» Your goal
Some lines in the listing below may include the string "this". How many are there? Give only the number.

» Extracted data
'''

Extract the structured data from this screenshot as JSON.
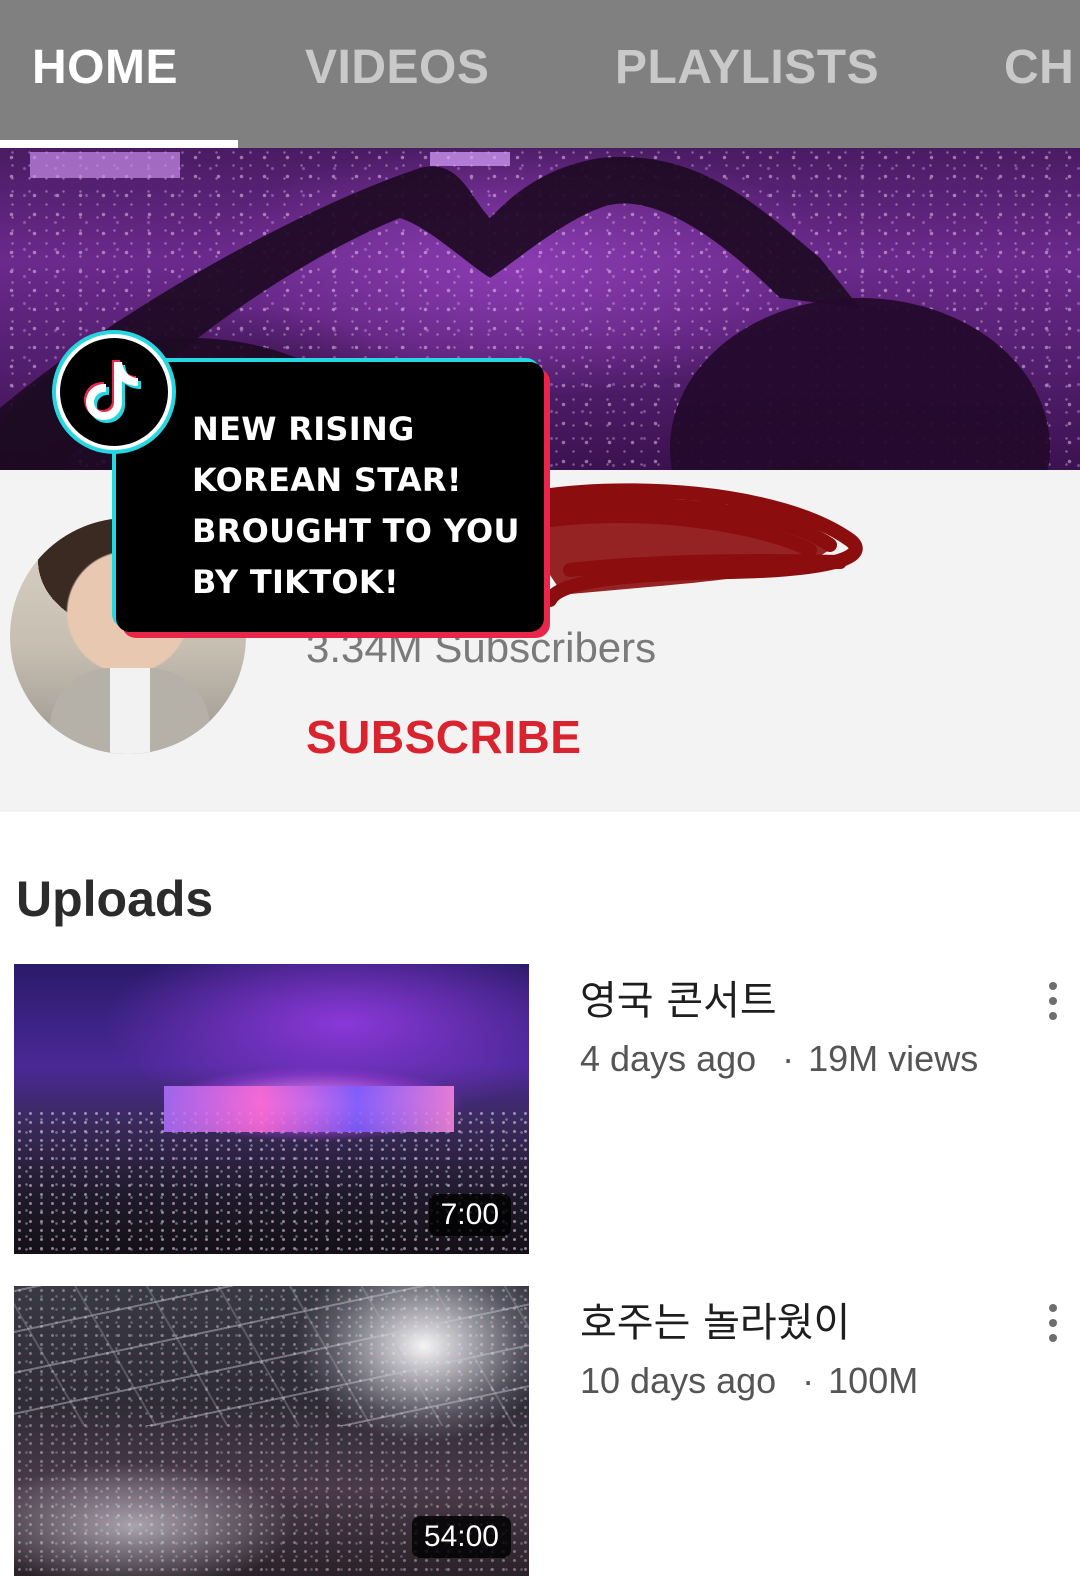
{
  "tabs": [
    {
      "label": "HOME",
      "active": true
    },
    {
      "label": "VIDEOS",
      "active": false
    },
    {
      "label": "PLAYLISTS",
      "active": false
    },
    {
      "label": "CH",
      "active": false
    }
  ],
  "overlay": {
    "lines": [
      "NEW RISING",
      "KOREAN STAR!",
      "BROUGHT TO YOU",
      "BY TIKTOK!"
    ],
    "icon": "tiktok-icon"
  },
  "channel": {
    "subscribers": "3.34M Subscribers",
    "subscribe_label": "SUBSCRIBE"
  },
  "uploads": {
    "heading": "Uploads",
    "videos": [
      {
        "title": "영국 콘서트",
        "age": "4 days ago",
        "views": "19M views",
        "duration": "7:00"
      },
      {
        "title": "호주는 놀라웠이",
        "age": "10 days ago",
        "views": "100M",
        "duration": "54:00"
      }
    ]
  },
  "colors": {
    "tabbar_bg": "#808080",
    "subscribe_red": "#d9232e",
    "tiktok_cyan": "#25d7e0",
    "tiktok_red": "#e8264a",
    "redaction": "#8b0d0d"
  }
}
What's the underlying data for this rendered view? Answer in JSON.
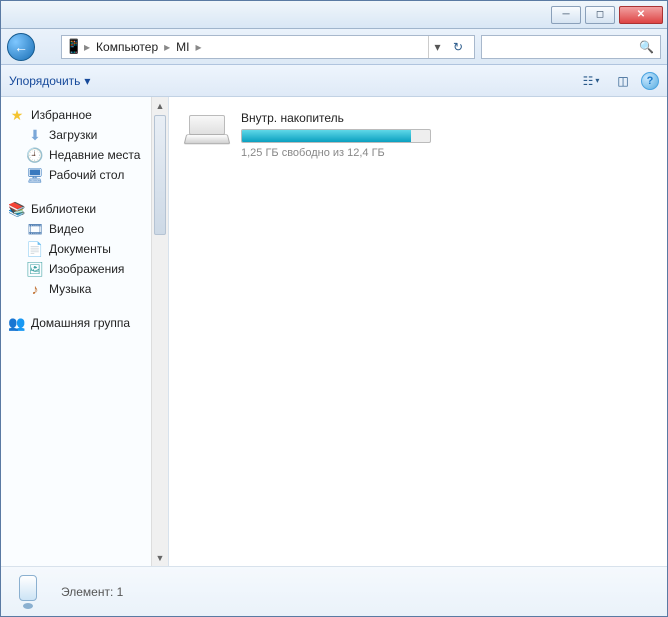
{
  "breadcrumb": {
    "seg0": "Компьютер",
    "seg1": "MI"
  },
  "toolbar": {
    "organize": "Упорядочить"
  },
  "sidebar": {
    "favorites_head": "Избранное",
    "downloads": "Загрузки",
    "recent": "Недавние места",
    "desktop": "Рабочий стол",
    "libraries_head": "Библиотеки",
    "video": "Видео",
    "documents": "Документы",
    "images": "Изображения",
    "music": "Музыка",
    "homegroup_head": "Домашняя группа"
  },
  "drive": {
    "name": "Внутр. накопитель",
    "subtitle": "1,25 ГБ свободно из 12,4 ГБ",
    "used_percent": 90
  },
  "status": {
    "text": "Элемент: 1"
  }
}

'''

» Worked answer
2